Given problem. Gather all lines in the entries below that include the word "Stream".

Source data.

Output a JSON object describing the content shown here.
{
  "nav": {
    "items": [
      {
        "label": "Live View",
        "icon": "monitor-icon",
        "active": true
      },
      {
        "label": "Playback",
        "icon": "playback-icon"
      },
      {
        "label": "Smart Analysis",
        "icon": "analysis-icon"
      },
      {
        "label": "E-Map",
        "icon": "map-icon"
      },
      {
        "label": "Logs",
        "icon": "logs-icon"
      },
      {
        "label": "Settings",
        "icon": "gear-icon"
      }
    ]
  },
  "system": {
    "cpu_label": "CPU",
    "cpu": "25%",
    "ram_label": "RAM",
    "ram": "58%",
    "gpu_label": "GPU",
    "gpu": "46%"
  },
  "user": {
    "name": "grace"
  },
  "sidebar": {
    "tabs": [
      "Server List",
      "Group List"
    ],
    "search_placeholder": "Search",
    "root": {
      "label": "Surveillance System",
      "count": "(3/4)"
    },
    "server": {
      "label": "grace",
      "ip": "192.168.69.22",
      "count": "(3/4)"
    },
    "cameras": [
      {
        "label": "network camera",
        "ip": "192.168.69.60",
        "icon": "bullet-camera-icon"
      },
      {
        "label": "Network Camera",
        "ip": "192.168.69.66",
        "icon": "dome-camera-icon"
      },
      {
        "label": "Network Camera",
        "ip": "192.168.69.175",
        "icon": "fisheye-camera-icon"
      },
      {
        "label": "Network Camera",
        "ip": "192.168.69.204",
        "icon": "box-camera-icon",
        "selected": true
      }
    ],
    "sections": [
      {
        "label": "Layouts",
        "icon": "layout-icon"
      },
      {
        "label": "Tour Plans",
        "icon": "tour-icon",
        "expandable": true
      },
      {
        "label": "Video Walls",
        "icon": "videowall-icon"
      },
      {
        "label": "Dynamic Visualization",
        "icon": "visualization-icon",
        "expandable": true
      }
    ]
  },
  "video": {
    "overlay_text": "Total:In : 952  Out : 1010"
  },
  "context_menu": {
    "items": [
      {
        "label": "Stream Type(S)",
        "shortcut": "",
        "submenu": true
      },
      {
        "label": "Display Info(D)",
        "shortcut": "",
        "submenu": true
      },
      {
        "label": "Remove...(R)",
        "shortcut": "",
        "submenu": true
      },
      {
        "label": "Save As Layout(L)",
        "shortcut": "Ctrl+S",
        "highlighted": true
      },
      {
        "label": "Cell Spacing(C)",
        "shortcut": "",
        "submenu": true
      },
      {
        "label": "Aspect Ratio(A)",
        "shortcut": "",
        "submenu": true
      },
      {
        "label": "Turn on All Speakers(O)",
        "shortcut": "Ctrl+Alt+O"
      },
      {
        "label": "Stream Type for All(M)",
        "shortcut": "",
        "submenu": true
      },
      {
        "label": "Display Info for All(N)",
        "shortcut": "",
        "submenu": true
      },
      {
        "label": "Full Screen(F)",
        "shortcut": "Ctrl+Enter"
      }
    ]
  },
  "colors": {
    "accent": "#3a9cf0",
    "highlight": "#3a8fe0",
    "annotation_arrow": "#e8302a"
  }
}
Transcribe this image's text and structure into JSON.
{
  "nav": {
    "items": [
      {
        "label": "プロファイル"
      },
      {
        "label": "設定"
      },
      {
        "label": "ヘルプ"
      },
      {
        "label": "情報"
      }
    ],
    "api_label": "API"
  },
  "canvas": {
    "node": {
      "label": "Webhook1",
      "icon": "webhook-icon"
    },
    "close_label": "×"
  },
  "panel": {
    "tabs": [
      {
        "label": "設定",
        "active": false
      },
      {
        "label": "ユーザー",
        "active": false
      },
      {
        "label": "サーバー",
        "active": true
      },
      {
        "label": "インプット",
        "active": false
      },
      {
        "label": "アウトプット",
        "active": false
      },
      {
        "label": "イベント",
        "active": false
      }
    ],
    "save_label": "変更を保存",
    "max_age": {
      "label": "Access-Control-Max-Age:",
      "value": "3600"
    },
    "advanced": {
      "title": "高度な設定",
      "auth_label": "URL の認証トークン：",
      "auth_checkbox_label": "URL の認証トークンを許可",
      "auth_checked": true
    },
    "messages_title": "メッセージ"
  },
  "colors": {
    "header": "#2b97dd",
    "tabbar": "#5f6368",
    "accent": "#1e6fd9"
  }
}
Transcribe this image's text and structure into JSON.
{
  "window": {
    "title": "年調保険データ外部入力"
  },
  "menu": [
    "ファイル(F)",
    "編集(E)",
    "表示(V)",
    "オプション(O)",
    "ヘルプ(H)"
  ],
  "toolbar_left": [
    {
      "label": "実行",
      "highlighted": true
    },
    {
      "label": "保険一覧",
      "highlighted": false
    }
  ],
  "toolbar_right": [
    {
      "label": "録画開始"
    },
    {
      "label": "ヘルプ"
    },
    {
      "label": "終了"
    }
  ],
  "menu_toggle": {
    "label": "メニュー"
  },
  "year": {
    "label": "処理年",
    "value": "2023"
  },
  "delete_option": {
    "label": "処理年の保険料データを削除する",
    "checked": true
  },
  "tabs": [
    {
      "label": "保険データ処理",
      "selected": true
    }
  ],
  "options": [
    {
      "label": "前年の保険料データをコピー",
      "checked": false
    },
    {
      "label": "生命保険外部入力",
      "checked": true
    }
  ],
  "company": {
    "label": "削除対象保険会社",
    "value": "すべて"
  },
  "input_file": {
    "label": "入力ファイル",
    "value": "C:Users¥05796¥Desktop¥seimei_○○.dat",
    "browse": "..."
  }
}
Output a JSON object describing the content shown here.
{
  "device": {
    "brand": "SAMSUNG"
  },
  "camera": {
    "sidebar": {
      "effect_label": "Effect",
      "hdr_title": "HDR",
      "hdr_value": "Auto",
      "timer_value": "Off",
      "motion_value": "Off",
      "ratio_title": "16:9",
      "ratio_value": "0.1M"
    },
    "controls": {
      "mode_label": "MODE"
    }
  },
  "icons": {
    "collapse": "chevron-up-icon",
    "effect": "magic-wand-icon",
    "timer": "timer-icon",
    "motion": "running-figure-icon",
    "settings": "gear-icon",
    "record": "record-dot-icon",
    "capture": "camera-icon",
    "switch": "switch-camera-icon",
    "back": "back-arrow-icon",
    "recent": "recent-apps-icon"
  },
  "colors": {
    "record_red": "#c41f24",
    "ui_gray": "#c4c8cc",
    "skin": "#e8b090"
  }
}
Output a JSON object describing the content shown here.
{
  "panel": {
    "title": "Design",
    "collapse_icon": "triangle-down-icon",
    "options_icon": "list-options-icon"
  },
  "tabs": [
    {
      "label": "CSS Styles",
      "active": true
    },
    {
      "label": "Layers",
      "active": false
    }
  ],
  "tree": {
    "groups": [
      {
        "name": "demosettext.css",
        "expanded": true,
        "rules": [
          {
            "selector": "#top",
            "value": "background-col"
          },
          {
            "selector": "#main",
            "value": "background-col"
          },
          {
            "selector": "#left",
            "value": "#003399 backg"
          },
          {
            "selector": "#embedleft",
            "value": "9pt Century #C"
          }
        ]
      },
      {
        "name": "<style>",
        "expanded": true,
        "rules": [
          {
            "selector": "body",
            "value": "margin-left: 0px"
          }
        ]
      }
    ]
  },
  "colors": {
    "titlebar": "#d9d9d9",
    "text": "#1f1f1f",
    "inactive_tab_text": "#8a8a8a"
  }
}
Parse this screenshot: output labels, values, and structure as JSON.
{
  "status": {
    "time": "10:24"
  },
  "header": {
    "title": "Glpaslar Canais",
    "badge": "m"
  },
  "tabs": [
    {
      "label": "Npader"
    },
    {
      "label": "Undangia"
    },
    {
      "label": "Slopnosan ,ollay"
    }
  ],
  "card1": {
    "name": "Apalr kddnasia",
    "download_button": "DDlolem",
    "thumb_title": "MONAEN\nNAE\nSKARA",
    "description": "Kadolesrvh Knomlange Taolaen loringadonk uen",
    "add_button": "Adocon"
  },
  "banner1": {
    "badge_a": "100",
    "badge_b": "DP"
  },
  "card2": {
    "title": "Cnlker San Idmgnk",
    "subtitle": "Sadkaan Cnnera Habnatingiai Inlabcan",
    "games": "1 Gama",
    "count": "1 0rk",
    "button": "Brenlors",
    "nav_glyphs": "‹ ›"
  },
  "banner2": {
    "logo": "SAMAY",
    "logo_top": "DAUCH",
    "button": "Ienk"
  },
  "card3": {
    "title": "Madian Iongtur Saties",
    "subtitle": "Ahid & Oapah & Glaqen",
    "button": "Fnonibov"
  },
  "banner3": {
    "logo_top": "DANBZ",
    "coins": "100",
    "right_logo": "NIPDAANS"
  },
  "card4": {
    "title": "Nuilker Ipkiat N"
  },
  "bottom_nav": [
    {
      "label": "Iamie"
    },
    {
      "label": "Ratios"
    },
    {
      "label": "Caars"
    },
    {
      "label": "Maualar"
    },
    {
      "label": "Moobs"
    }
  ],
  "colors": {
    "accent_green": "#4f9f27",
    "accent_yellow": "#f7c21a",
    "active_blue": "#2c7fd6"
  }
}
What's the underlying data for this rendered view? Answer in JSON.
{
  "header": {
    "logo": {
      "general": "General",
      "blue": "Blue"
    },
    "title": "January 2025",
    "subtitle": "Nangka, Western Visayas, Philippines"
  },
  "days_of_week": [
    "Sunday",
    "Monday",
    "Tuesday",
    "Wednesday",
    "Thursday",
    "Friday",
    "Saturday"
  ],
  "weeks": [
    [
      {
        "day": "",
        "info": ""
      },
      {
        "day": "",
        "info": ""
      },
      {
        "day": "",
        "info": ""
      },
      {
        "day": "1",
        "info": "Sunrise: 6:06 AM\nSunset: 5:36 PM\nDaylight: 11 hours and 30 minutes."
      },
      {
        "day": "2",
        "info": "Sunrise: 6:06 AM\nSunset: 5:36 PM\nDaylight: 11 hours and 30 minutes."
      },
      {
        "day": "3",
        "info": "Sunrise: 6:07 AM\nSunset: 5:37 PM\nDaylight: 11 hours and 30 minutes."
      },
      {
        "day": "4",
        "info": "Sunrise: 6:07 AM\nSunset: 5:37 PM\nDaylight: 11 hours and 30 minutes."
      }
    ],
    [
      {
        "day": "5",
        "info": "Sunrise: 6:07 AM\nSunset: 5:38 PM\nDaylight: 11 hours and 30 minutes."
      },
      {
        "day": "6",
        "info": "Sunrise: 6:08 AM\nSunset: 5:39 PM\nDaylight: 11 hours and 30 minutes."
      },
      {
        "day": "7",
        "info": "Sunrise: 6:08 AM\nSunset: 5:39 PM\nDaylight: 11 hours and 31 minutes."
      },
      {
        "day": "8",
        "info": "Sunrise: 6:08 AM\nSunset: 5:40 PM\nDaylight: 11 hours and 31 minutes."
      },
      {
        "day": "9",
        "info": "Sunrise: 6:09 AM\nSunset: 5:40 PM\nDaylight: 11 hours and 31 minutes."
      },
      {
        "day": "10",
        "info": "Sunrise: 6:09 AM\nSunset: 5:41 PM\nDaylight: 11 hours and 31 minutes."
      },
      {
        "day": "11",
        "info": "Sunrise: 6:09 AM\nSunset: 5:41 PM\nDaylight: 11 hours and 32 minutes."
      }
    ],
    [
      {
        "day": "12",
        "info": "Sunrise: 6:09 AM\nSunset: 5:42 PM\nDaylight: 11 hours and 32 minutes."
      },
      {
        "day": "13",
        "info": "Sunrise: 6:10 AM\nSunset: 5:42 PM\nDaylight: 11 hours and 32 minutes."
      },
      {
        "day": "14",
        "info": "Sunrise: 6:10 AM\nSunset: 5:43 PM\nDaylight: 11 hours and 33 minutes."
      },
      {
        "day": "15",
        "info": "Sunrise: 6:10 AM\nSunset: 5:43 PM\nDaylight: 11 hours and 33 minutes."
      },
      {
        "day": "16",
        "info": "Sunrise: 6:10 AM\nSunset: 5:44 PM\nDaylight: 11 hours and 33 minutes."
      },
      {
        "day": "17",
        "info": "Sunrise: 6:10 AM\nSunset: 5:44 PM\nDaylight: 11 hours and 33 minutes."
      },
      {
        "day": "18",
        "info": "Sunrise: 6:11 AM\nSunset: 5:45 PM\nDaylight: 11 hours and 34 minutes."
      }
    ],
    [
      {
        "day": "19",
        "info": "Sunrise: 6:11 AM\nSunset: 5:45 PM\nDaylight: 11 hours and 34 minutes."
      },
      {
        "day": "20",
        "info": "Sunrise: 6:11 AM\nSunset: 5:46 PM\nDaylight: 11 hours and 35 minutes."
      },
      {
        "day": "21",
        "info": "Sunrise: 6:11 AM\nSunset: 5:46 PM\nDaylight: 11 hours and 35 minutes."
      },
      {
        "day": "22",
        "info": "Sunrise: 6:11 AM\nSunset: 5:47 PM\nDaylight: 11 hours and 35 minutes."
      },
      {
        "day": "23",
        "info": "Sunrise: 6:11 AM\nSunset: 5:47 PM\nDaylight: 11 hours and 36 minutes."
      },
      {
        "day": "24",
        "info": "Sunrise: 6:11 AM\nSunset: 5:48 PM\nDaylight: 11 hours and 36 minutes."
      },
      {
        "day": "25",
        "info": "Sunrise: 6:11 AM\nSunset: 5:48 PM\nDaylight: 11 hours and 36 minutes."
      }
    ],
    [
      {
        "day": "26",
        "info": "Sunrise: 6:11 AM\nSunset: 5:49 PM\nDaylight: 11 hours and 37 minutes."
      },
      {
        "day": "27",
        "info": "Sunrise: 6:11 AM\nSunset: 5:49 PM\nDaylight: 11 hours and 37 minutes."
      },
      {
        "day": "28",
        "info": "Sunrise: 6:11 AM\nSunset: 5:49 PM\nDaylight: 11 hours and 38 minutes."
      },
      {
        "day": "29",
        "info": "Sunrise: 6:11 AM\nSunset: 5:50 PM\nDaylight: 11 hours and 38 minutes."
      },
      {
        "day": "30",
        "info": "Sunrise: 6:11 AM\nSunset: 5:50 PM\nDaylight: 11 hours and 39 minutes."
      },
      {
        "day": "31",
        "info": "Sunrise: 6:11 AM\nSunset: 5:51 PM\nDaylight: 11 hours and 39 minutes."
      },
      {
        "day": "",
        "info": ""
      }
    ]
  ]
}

Exercise answer.
        "label": "Stream Type(S)",
        "label": "Stream Type for All(M)",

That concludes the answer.